■ **Direction**
List each line of the data that holds the string "的法向量为", please.

■ **Records provided**
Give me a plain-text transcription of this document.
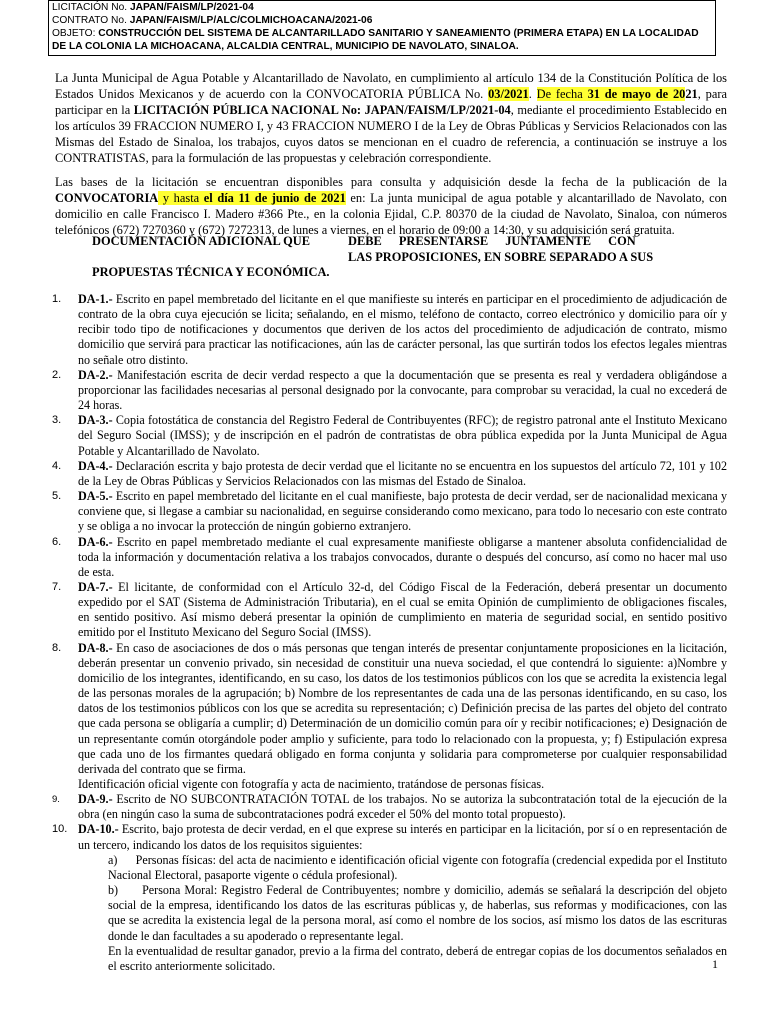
LICITACIÓN No. JAPAN/FAISM/LP/2021-04
CONTRATO No. JAPAN/FAISM/LP/ALC/COLMICHOACANA/2021-06
OBJETO: CONSTRUCCIÓN DEL SISTEMA DE ALCANTARILLADO SANITARIO Y SANEAMIENTO (PRIMERA ETAPA) EN LA LOCALIDAD DE LA COLONIA LA MICHOACANA, ALCALDIA CENTRAL, MUNICIPIO DE NAVOLATO, SINALOA.
La Junta Municipal de Agua Potable y Alcantarillado de Navolato, en cumplimiento al artículo 134 de la Constitución Política de los Estados Unidos Mexicanos y de acuerdo con la CONVOCATORIA PÚBLICA No. 03/2021. De fecha 31 de mayo de 2021, para participar en la LICITACIÓN PÚBLICA NACIONAL No: JAPAN/FAISM/LP/2021-04, mediante el procedimiento Establecido en los artículos 39 FRACCION NUMERO I, y 43 FRACCION NUMERO I de la Ley de Obras Públicas y Servicios Relacionados con las Mismas del Estado de Sinaloa, los trabajos, cuyos datos se mencionan en el cuadro de referencia, a continuación se instruye a los CONTRATISTAS, para la formulación de las propuestas y celebración correspondiente.
Las bases de la licitación se encuentran disponibles para consulta y adquisición desde la fecha de la publicación de la CONVOCATORIA y hasta el día 11 de junio de 2021 en: La junta municipal de agua potable y alcantarillado de Navolato, con domicilio en calle Francisco I. Madero #366 Pte., en la colonia Ejidal, C.P. 80370 de la ciudad de Navolato, Sinaloa, con números telefónicos (672) 7270360 y (672) 7272313, de lunes a viernes, en el horario de 09:00 a 14:30, y su adquisición será gratuita.
DOCUMENTACIÓN ADICIONAL QUE	DEBE PRESENTARSE JUNTAMENTE CON
LAS PROPOSICIONES, EN SOBRE SEPARADO A SUS
PROPUESTAS TÉCNICA Y ECONÓMICA.
1. DA-1.- Escrito en papel membretado del licitante en el que manifieste su interés en participar en el procedimiento de adjudicación de contrato de la obra cuya ejecución se licita; señalando, en el mismo, teléfono de contacto, correo electrónico y domicilio para oír y recibir todo tipo de notificaciones y documentos que deriven de los actos del procedimiento de adjudicación de contrato, mismo domicilio que servirá para practicar las notificaciones, aún las de carácter personal, las que surtirán todos los efectos legales mientras no señale otro distinto.
2. DA-2.- Manifestación escrita de decir verdad respecto a que la documentación que se presenta es real y verdadera obligándose a proporcionar las facilidades necesarias al personal designado por la convocante, para comprobar su veracidad, la cual no excederá de 24 horas.
3. DA-3.- Copia fotostática de constancia del Registro Federal de Contribuyentes (RFC); de registro patronal ante el Instituto Mexicano del Seguro Social (IMSS); y de inscripción en el padrón de contratistas de obra pública expedida por la Junta Municipal de Agua Potable y Alcantarillado de Navolato.
4. DA-4.- Declaración escrita y bajo protesta de decir verdad que el licitante no se encuentra en los supuestos del artículo 72, 101 y 102 de la Ley de Obras Públicas y Servicios Relacionados con las mismas del Estado de Sinaloa.
5. DA-5.- Escrito en papel membretado del licitante en el cual manifieste, bajo protesta de decir verdad, ser de nacionalidad mexicana y conviene que, si llegase a cambiar su nacionalidad, en seguirse considerando como mexicano, para todo lo necesario con este contrato y se obliga a no invocar la protección de ningún gobierno extranjero.
6. DA-6.- Escrito en papel membretado mediante el cual expresamente manifieste obligarse a mantener absoluta confidencialidad de toda la información y documentación relativa a los trabajos convocados, durante o después del concurso, así como no hacer mal uso de esta.
7. DA-7.- El licitante, de conformidad con el Artículo 32-d, del Código Fiscal de la Federación, deberá presentar un documento expedido por el SAT (Sistema de Administración Tributaria), en el cual se emita Opinión de cumplimiento de obligaciones fiscales, en sentido positivo. Así mismo deberá presentar la opinión de cumplimiento en materia de seguridad social, en sentido positivo emitido por el Instituto Mexicano del Seguro Social (IMSS).
8. DA-8.- En caso de asociaciones de dos o más personas que tengan interés de presentar conjuntamente proposiciones en la licitación, deberán presentar un convenio privado, sin necesidad de constituir una nueva sociedad, el que contendrá lo siguiente: a)Nombre y domicilio de los integrantes, identificando, en su caso, los datos de los testimonios públicos con los que se acredita la existencia legal de las personas morales de la agrupación; b) Nombre de los representantes de cada una de las personas identificando, en su caso, los datos de los testimonios públicos con los que se acredita su representación; c) Definición precisa de las partes del objeto del contrato que cada persona se obligaría a cumplir; d) Determinación de un domicilio común para oír y recibir notificaciones; e) Designación de un representante común otorgándole poder amplio y suficiente, para todo lo relacionado con la propuesta, y; f) Estipulación expresa que cada uno de los firmantes quedará obligado en forma conjunta y solidaria para comprometerse por cualquier responsabilidad derivada del contrato que se firma.
Identificación oficial vigente con fotografía y acta de nacimiento, tratándose de personas físicas.
9. DA-9.- Escrito de NO SUBCONTRATACIÓN TOTAL de los trabajos. No se autoriza la subcontratación total de la ejecución de la obra (en ningún caso la suma de subcontrataciones podrá exceder el 50% del monto total propuesto).
10. DA-10.- Escrito, bajo protesta de decir verdad, en el que exprese su interés en participar en la licitación, por sí o en representación de un tercero, indicando los datos de los requisitos siguientes:
a)      Personas físicas: del acta de nacimiento e identificación oficial vigente con fotografía (credencial expedida por el Instituto Nacional Electoral, pasaporte vigente o cédula profesional).
b)      Persona Moral: Registro Federal de Contribuyentes; nombre y domicilio, además se señalará la descripción del objeto social de la empresa, identificando los datos de las escrituras públicas y, de haberlas, sus reformas y modificaciones, con las que se acredita la existencia legal de la persona moral, así como el nombre de los socios, así mismo los datos de las escrituras donde le dan facultades a su apoderado o representante legal.
En la eventualidad de resultar ganador, previo a la firma del contrato, deberá de entregar copias de los documentos señalados en el escrito anteriormente solicitado.	1
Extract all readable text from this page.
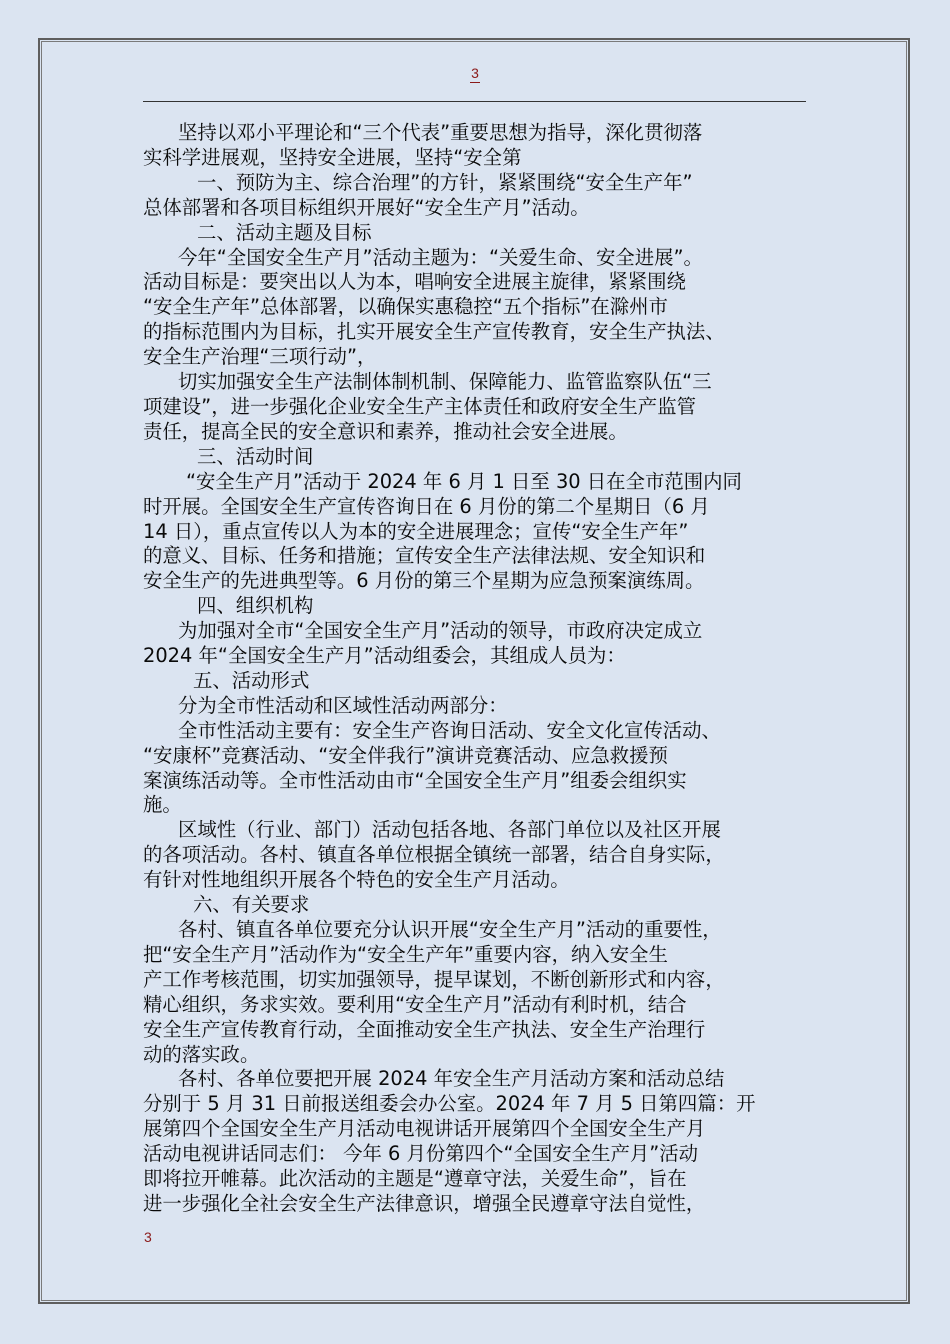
3

坚持以邓小平理论和“三个代表”重要思想为指导，深化贯彻落

实科学进展观，坚持安全进展，坚持“安全第

一、预防为主、综合治理”的方针，紧紧围绕“安全生产年”

总体部署和各项目标组织开展好“安全生产月”活动。

二、活动主题及目标

今年“全国安全生产月”活动主题为：“关爱生命、安全进展”。

活动目标是：要突出以人为本，唱响安全进展主旋律，紧紧围绕

“安全生产年”总体部署，以确保实惠稳控“五个指标”在滁州市

的指标范围内为目标，扎实开展安全生产宣传教育，安全生产执法、

安全生产治理“三项行动”，

切实加强安全生产法制体制机制、保障能力、监管监察队伍“三

项建设”，进一步强化企业安全生产主体责任和政府安全生产监管

责任，提高全民的安全意识和素养，推动社会安全进展。

三、活动时间

“安全生产月”活动于 2024 年 6 月 1 日至 30 日在全市范围内同

时开展。全国安全生产宣传咨询日在 6 月份的第二个星期日（6 月

14 日），重点宣传以人为本的安全进展理念；宣传“安全生产年”

的意义、目标、任务和措施；宣传安全生产法律法规、安全知识和

安全生产的先进典型等。6 月份的第三个星期为应急预案演练周。

四、组织机构

为加强对全市“全国安全生产月”活动的领导，市政府决定成立

2024 年“全国安全生产月”活动组委会，其组成人员为：

五、活动形式

分为全市性活动和区域性活动两部分：

全市性活动主要有：安全生产咨询日活动、安全文化宣传活动、

“安康杯”竞赛活动、“安全伴我行”演讲竞赛活动、应急救援预

案演练活动等。全市性活动由市“全国安全生产月”组委会组织实

施。

区域性（行业、部门）活动包括各地、各部门单位以及社区开展

的各项活动。各村、镇直各单位根据全镇统一部署，结合自身实际，

有针对性地组织开展各个特色的安全生产月活动。

六、有关要求

各村、镇直各单位要充分认识开展“安全生产月”活动的重要性，

把“安全生产月”活动作为“安全生产年”重要内容，纳入安全生

产工作考核范围，切实加强领导，提早谋划，不断创新形式和内容，

精心组织，务求实效。要利用“安全生产月”活动有利时机，结合

安全生产宣传教育行动，全面推动安全生产执法、安全生产治理行

动的落实政。

各村、各单位要把开展 2024 年安全生产月活动方案和活动总结

分别于 5 月 31 日前报送组委会办公室。2024 年 7 月 5 日第四篇：开

展第四个全国安全生产月活动电视讲话开展第四个全国安全生产月

活动电视讲话同志们： 今年 6 月份第四个“全国安全生产月”活动

即将拉开帷幕。此次活动的主题是“遵章守法，关爱生命”，旨在

进一步强化全社会安全生产法律意识，增强全民遵章守法自觉性，

3
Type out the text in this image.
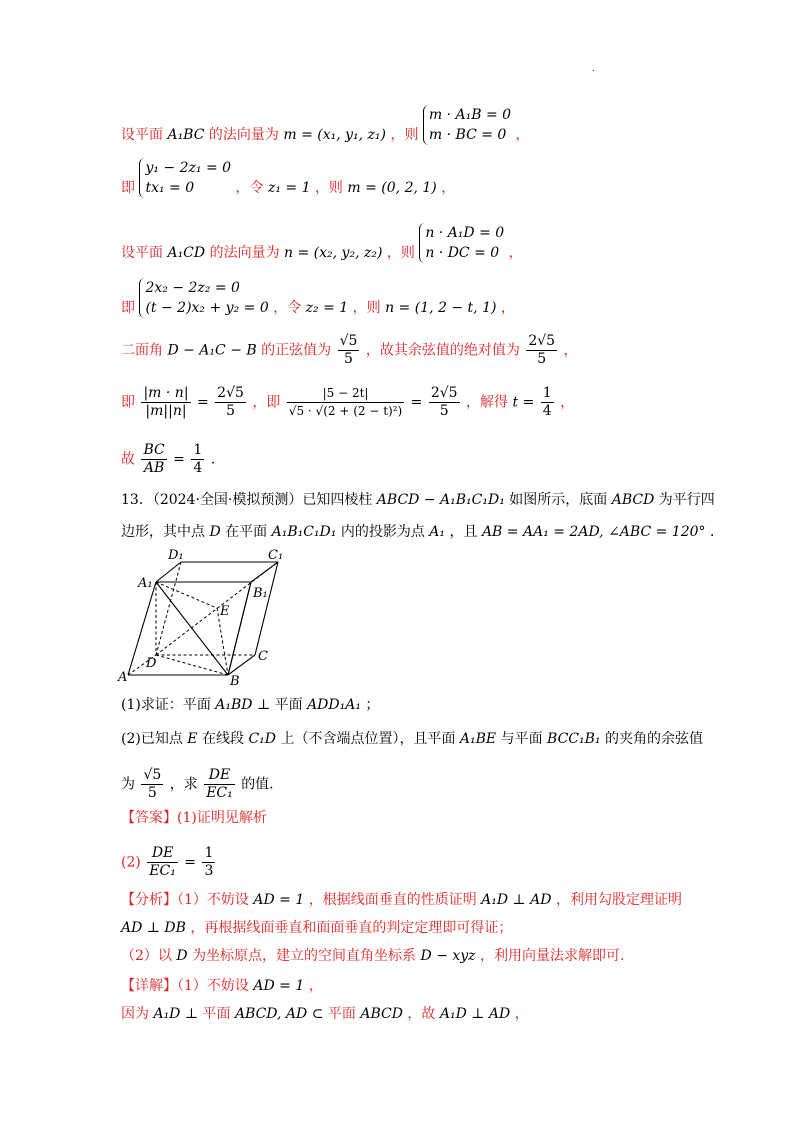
.
设平面 A₁BC 的法向量为 m = (x₁, y₁, z₁) ，则 m · A₁B = 0
m · BC = 0 ，
即 y₁ − 2z₁ = 0
tx₁ = 0	，令 z₁ = 1 ，则 m = (0, 2, 1) ，
设平面 A₁CD 的法向量为 n = (x₂, y₂, z₂) ，则 n · A₁D = 0
n · DC = 0 ，
即 2x₂ − 2z₂ = 0
(t − 2)x₂ + y₂ = 0 ，令 z₂ = 1 ，则 n = (1, 2 − t, 1) ，
二面角 D − A₁C − B 的正弦值为 $\frac{√5}{5}$ ，故其余弦值的绝对值为 $\frac{2√5}{5}$ ，
即 $\frac{|m \cdot n|}{|m||n|} = \frac{2√5}{5}$ ，即 $\frac{|5 - 2t|}{\text{√5 · √(2 + (2 − t)²)}} = \frac{2√5}{5}$ ，解得 $t = \frac{1}{4}$ ，
故 $\frac{BC}{AB} = \frac{1}{4}$ .
13．（2024·全国·模拟预测）已知四棱柱 ABCD − A₁B₁C₁D₁ 如图所示，底面 ABCD 为平行四
边形，其中点 D 在平面 A₁B₁C₁D₁ 内的投影为点 A₁ ，且 AB = AA₁ = 2AD, ∠ABC = 120° ．
A	B
C
D
A₁
B₁
C₁
D₁
E
(1)求证：平面 A₁BD ⊥ 平面 ADD₁A₁ ；
(2)已知点 E 在线段 C₁D 上（不含端点位置），且平面 A₁BE 与平面 BCC₁B₁ 的夹角的余弦值
为 $\frac{√5}{5}$ ，求 $\frac{DE}{\text{EC₁}}$ 的值.
【答案】(1)证明见解析
$(2) \frac{DE}{\text{EC₁}} = \frac{1}{3}$
【分析】（1）不妨设 AD = 1 ，根据线面垂直的性质证明 A₁D ⊥ AD ，利用勾股定理证明
AD ⊥ DB ，再根据线面垂直和面面垂直的判定定理即可得证；
（2）以 D 为坐标原点，建立的空间直角坐标系 D − xyz ，利用向量法求解即可.
【详解】（1）不妨设 AD = 1 ，
因为 A₁D ⊥ 平面 ABCD, AD ⊂ 平面 ABCD ，故 A₁D ⊥ AD ，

■ **The result**
设平面 A₁BC 的法向量为 m = (x₁, y₁, z₁) ，则 m · A₁B = 0
设平面 A₁CD 的法向量为 n = (x₂, y₂, z₂) ，则 n · A₁D = 0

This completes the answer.